**TASK GOAL**
In the entries below, find every line with "active" and copy it.

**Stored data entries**
○ ○ ○ ○ ○ ○ ○
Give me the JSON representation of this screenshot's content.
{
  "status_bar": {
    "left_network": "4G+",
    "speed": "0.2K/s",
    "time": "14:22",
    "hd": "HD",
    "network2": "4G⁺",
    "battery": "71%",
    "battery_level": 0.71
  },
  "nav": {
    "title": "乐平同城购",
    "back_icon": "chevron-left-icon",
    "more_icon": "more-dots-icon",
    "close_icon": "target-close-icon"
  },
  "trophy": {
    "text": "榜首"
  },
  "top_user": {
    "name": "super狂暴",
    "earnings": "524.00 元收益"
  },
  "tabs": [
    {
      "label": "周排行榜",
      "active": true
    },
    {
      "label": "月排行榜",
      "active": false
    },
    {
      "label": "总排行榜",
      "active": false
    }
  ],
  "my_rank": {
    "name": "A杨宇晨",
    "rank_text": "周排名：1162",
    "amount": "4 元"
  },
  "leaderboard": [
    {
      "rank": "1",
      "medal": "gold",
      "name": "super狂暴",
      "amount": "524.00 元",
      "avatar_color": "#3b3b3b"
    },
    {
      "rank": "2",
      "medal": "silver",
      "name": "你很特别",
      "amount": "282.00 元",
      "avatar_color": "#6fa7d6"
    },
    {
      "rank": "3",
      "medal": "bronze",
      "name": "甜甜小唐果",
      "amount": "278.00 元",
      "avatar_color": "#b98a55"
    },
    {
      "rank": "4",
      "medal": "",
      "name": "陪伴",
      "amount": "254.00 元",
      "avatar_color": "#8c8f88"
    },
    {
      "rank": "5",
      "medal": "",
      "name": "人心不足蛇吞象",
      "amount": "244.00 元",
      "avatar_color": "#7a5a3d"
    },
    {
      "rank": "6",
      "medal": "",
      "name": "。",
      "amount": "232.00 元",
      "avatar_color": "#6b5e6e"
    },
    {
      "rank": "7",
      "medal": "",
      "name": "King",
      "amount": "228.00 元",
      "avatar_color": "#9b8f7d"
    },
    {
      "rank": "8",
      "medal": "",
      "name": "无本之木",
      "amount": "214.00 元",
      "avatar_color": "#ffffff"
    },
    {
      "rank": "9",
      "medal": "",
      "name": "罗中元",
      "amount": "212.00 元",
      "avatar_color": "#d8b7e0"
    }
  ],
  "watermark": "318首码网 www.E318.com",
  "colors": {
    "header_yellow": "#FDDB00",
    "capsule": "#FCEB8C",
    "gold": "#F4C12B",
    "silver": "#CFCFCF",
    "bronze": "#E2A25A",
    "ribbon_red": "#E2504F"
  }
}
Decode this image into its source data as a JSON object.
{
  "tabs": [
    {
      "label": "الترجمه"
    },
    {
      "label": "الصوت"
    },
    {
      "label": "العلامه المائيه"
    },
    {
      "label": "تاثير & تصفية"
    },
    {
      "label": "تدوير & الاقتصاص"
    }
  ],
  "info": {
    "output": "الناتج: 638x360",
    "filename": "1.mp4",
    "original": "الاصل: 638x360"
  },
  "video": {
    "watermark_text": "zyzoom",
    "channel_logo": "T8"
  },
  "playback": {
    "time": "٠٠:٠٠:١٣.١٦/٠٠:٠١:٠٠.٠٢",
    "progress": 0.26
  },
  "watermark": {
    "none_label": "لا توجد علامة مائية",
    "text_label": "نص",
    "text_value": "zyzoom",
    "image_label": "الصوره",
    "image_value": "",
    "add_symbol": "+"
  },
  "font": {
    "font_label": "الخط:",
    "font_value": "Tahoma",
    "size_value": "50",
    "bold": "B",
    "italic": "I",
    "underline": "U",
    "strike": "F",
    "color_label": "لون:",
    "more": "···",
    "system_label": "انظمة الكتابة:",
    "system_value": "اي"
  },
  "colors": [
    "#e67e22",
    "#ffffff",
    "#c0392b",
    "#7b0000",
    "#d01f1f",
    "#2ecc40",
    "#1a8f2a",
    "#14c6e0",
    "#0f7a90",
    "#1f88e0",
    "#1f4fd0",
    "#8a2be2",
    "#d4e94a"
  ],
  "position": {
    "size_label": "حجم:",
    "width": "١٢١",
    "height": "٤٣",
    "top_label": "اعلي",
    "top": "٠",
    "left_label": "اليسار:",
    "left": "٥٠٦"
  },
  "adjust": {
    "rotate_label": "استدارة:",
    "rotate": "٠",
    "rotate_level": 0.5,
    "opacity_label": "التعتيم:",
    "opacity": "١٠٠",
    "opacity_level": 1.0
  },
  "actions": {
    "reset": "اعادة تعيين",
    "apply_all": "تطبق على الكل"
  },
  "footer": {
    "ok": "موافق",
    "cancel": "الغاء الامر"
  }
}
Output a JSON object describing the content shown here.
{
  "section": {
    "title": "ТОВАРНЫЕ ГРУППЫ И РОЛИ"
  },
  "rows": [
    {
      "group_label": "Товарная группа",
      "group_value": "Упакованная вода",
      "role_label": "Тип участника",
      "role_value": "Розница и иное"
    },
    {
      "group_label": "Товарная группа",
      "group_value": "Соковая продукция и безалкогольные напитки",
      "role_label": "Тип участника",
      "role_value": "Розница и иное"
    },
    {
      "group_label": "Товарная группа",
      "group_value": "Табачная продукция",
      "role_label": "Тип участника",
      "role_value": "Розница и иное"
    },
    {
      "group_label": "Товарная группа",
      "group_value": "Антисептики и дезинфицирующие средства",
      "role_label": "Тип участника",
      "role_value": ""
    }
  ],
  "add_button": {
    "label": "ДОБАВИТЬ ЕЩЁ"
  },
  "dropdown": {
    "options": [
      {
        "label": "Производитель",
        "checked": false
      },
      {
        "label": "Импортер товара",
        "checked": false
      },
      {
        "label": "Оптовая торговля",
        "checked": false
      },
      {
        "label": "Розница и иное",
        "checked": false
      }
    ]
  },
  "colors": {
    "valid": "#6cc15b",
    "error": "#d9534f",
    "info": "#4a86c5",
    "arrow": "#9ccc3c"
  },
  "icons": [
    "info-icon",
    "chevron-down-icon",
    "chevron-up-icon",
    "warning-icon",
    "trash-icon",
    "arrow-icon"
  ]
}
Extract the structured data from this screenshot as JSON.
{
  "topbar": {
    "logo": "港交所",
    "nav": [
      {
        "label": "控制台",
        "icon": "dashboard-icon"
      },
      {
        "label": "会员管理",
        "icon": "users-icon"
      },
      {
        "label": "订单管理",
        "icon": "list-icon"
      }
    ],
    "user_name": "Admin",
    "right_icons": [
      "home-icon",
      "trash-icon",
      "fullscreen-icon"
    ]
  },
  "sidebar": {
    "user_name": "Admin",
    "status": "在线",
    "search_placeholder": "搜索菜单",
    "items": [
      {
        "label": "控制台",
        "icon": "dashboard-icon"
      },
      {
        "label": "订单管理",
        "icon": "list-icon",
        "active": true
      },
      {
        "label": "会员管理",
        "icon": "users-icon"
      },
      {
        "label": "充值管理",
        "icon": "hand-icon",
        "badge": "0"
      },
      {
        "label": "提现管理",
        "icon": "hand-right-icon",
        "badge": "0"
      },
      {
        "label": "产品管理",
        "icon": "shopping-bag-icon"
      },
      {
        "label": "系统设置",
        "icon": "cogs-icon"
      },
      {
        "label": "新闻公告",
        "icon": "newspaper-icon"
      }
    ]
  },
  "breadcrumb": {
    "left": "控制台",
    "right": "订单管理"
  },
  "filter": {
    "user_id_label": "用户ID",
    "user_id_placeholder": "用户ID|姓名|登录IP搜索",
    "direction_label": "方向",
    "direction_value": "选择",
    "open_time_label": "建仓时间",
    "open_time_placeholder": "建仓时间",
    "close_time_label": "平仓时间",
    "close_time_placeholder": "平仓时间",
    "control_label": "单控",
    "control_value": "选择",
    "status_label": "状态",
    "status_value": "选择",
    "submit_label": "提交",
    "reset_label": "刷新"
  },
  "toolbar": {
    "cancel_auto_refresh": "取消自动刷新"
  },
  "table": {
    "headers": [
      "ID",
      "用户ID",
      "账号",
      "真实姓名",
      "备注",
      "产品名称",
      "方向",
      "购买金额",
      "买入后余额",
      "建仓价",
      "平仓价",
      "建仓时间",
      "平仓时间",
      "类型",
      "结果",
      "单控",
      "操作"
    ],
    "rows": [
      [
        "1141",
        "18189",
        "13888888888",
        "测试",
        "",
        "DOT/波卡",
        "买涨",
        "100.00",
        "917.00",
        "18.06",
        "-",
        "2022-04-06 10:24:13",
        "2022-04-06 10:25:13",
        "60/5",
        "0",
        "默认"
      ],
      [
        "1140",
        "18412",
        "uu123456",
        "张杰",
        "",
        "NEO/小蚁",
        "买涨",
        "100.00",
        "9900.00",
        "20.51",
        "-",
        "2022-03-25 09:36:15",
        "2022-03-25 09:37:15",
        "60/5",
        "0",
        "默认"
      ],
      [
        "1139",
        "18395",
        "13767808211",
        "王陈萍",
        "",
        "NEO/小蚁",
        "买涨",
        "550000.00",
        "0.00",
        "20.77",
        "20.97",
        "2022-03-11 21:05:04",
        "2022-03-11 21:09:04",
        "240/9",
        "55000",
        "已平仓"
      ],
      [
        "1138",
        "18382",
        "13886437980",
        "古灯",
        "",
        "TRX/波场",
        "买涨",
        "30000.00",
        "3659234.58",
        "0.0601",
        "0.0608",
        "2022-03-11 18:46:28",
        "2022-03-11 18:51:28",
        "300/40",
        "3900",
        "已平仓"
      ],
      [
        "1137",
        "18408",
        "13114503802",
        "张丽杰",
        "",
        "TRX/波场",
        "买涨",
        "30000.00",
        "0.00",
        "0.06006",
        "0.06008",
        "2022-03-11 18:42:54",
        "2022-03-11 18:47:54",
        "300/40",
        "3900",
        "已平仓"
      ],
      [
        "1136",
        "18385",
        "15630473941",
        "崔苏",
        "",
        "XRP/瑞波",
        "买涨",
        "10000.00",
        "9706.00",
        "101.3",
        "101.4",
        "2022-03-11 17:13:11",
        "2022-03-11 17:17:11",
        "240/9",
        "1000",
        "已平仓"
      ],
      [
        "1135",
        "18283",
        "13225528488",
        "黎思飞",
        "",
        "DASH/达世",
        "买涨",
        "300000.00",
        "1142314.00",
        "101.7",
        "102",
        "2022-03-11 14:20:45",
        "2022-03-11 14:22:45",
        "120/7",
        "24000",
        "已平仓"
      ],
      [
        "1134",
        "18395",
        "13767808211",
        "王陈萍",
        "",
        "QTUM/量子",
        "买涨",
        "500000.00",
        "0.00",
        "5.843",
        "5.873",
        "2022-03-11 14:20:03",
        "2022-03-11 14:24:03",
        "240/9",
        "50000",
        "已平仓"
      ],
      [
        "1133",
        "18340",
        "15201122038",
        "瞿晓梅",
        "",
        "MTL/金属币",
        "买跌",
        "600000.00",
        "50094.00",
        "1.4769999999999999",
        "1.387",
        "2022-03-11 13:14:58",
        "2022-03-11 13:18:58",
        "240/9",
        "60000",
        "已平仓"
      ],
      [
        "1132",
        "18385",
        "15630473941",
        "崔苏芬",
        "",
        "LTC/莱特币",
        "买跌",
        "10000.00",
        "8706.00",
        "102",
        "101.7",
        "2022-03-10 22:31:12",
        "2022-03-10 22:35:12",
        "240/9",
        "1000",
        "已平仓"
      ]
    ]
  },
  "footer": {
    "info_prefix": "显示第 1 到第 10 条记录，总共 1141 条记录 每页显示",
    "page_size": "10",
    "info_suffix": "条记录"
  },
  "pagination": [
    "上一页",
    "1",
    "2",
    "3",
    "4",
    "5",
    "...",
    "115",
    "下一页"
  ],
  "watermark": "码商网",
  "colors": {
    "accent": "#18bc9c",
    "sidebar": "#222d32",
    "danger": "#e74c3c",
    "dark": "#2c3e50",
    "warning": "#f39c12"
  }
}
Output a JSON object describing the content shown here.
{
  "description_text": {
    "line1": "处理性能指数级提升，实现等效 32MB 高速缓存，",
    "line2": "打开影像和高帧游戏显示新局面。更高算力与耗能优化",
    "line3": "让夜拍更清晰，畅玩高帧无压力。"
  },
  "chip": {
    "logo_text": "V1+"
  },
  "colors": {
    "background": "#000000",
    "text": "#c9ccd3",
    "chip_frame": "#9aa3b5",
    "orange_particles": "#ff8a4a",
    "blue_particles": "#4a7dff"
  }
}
○ ○ ○ ○ ○ ○ ○
**EXERCISE ANSWER**
      "active": true
      "active": false
      "active": false
        "active": true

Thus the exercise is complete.